### What you are asked to do
Show all lines that include the string "Edges"; copy each one.
== Data for this exercise ==
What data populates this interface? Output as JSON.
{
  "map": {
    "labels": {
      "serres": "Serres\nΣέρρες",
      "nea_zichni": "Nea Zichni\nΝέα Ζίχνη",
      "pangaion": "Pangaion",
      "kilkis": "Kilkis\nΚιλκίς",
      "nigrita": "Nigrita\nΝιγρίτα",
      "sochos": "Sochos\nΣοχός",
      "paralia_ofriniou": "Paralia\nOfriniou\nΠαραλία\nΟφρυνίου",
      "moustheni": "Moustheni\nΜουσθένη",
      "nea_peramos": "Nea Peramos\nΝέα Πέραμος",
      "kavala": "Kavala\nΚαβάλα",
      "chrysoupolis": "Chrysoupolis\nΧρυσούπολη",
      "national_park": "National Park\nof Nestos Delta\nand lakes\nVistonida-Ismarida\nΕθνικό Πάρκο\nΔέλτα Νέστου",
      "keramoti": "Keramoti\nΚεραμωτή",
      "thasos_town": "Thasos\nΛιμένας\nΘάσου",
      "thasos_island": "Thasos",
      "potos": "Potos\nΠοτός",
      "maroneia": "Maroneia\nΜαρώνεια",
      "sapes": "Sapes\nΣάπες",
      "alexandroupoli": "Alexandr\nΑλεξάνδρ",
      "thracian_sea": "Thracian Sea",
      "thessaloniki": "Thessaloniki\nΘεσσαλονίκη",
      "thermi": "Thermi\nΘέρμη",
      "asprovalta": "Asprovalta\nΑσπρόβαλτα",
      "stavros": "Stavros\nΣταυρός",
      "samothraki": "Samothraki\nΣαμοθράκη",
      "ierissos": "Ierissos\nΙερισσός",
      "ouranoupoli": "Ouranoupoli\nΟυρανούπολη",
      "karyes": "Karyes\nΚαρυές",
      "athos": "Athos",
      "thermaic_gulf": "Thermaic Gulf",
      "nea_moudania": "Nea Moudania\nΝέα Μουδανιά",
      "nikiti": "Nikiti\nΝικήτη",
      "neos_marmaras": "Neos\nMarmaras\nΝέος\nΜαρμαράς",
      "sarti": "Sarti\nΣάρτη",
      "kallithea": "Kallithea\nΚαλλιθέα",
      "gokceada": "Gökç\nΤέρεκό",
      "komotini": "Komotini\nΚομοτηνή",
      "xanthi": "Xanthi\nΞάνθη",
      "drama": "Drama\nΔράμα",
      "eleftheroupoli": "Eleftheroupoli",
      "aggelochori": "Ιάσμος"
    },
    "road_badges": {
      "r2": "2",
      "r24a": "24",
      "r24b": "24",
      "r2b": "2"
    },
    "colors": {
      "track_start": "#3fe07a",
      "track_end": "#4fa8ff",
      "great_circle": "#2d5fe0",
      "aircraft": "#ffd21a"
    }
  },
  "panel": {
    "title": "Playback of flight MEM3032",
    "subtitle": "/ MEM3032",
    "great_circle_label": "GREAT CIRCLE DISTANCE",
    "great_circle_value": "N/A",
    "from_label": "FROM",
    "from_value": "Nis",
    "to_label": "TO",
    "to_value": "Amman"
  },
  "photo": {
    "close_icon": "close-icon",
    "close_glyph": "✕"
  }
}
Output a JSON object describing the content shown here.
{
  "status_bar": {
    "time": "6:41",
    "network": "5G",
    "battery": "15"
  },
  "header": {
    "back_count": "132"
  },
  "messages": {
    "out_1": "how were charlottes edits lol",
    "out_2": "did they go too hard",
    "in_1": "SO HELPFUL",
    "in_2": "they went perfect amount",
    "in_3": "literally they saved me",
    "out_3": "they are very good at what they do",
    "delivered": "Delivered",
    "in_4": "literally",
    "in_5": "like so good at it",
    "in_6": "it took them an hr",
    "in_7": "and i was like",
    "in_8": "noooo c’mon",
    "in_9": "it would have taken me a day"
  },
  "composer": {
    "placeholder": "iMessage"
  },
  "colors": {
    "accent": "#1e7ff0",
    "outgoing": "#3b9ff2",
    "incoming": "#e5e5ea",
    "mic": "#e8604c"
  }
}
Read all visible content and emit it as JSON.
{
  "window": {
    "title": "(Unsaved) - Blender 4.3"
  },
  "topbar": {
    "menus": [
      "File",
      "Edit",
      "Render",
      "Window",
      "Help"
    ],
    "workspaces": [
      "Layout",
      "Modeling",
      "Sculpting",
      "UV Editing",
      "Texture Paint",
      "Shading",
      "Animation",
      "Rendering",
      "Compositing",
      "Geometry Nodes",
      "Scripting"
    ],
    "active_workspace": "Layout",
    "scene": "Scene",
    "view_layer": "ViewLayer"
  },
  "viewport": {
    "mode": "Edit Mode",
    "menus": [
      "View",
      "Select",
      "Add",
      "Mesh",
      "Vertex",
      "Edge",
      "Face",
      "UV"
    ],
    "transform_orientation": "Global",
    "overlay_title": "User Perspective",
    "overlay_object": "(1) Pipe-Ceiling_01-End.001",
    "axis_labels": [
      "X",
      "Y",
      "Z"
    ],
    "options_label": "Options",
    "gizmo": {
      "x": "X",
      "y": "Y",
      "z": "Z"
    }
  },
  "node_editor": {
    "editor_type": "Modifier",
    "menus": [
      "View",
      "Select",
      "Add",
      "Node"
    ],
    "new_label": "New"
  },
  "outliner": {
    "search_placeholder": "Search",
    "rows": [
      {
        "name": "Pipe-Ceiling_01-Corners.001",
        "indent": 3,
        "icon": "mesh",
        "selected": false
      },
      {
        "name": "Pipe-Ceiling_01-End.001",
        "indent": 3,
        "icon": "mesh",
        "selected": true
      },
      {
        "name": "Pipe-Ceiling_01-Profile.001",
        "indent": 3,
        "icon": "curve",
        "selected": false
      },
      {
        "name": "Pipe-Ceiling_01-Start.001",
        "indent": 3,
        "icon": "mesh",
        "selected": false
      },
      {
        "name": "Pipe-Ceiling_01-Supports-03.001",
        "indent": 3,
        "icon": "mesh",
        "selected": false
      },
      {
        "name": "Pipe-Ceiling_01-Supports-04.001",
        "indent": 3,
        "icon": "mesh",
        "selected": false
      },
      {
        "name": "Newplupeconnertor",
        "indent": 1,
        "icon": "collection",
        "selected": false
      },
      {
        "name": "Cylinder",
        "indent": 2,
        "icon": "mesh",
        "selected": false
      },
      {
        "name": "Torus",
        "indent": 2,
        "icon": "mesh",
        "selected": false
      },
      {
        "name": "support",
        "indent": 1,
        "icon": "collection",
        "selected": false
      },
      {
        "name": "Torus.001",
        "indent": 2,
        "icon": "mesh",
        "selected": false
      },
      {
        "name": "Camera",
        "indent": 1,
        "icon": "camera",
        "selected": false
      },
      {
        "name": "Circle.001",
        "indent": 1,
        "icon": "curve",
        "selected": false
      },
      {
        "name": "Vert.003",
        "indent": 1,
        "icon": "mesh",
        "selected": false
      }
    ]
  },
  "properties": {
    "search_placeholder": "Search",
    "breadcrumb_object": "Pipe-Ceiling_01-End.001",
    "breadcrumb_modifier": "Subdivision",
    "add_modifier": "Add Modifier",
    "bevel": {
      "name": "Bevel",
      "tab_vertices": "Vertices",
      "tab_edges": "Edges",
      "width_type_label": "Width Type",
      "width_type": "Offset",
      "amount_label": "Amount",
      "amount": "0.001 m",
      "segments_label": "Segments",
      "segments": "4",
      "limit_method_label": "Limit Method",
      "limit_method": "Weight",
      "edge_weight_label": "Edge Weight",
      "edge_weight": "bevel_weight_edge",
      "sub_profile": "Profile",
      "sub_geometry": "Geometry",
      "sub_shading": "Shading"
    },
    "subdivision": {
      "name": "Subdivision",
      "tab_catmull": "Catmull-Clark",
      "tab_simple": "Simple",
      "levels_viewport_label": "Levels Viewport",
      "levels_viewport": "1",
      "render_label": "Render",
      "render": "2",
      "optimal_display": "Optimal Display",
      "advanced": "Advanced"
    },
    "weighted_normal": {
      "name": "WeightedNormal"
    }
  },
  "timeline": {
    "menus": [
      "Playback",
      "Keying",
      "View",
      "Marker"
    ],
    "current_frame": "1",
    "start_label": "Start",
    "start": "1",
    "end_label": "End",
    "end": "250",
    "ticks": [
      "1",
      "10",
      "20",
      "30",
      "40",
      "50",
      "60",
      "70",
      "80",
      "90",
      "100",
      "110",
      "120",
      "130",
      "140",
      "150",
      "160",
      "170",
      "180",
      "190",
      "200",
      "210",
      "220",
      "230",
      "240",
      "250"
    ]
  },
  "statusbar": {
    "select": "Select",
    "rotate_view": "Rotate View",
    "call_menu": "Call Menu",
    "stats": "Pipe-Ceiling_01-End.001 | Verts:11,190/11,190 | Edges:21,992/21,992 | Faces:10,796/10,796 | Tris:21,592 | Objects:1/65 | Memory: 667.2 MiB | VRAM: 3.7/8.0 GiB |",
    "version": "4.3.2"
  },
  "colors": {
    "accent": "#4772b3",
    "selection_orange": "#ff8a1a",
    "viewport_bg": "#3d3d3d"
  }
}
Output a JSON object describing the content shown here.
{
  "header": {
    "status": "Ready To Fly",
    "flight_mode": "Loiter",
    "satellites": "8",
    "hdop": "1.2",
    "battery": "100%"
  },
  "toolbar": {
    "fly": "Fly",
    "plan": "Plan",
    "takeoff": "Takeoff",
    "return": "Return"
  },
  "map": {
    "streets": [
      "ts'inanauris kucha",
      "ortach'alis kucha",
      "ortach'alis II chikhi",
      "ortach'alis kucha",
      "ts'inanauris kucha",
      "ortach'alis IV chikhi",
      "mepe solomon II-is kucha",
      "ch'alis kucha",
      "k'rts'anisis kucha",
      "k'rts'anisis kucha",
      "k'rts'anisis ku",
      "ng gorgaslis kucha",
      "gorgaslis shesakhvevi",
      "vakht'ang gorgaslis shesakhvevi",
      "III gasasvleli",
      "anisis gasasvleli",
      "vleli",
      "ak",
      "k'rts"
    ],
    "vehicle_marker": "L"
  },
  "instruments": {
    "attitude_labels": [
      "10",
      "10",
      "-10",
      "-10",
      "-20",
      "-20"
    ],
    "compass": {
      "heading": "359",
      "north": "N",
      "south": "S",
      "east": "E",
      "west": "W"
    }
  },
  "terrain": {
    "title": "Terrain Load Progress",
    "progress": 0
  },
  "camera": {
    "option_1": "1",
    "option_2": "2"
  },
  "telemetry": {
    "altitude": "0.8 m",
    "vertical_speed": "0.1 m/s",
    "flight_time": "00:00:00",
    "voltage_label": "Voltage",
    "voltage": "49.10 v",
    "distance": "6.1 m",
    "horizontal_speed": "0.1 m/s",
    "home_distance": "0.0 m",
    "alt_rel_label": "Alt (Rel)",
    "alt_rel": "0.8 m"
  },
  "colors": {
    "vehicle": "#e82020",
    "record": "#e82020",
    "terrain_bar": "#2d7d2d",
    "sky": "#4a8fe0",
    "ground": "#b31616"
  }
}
===
### Solution to this task
      "tab_edges": "Edges",
    "stats": "Pipe-Ceiling_01-End.001 | Verts:11,190/11,190 | Edges:21,992/21,992 | Faces:10,796/10,796 | Tris:21,592 | Objects:1/65 | Memory: 667.2 MiB | VRAM: 3.7/8.0 GiB |",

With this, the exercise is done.